#### WHAT IS ASKED
Read the data and repeat all of it exactly.

#### SUPPLIED INFORMATION
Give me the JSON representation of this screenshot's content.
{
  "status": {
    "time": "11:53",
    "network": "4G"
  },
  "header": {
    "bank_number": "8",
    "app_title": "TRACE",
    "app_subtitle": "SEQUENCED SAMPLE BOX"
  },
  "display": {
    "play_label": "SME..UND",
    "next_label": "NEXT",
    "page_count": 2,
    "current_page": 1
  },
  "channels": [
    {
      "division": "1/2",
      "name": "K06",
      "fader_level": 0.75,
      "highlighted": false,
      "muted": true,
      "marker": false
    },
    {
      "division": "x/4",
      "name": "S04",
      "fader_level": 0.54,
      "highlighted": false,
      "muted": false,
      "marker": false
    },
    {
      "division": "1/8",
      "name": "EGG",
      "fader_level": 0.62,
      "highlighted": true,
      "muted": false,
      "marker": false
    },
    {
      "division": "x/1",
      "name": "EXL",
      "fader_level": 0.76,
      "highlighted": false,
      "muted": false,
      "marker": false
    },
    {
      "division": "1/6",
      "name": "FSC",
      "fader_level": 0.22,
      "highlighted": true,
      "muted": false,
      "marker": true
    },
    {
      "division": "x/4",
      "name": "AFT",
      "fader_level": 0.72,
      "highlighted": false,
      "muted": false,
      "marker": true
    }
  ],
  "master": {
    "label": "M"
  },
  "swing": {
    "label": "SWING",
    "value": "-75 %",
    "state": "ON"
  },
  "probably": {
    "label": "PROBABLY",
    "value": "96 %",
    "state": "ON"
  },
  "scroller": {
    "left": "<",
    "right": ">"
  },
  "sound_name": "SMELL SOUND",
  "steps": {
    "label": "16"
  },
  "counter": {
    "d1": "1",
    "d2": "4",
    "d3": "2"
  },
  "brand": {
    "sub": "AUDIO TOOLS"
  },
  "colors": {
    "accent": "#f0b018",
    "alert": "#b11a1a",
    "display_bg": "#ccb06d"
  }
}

#### IN RESPONSE
Give me the JSON representation of this screenshot's content.
{
  "status": {
    "time": "11:53",
    "network": "4G"
  },
  "header": {
    "bank_number": "8",
    "app_title": "TRACE",
    "app_subtitle": "SEQUENCED SAMPLE BOX"
  },
  "display": {
    "play_label": "SME..UND",
    "next_label": "NEXT",
    "page_count": 2,
    "current_page": 1
  },
  "channels": [
    {
      "division": "1/2",
      "name": "K06",
      "fader_level": 0.75,
      "highlighted": false,
      "muted": true,
      "marker": false
    },
    {
      "division": "x/4",
      "name": "S04",
      "fader_level": 0.54,
      "highlighted": false,
      "muted": false,
      "marker": false
    },
    {
      "division": "1/8",
      "name": "EGG",
      "fader_level": 0.62,
      "highlighted": true,
      "muted": false,
      "marker": false
    },
    {
      "division": "x/1",
      "name": "EXL",
      "fader_level": 0.76,
      "highlighted": false,
      "muted": false,
      "marker": false
    },
    {
      "division": "1/6",
      "name": "FSC",
      "fader_level": 0.22,
      "highlighted": true,
      "muted": false,
      "marker": true
    },
    {
      "division": "x/4",
      "name": "AFT",
      "fader_level": 0.72,
      "highlighted": false,
      "muted": false,
      "marker": true
    }
  ],
  "master": {
    "label": "M"
  },
  "swing": {
    "label": "SWING",
    "value": "-75 %",
    "state": "ON"
  },
  "probably": {
    "label": "PROBABLY",
    "value": "96 %",
    "state": "ON"
  },
  "scroller": {
    "left": "<",
    "right": ">"
  },
  "sound_name": "SMELL SOUND",
  "steps": {
    "label": "16"
  },
  "counter": {
    "d1": "1",
    "d2": "4",
    "d3": "2"
  },
  "brand": {
    "sub": "AUDIO TOOLS"
  },
  "colors": {
    "accent": "#f0b018",
    "alert": "#b11a1a",
    "display_bg": "#ccb06d"
  }
}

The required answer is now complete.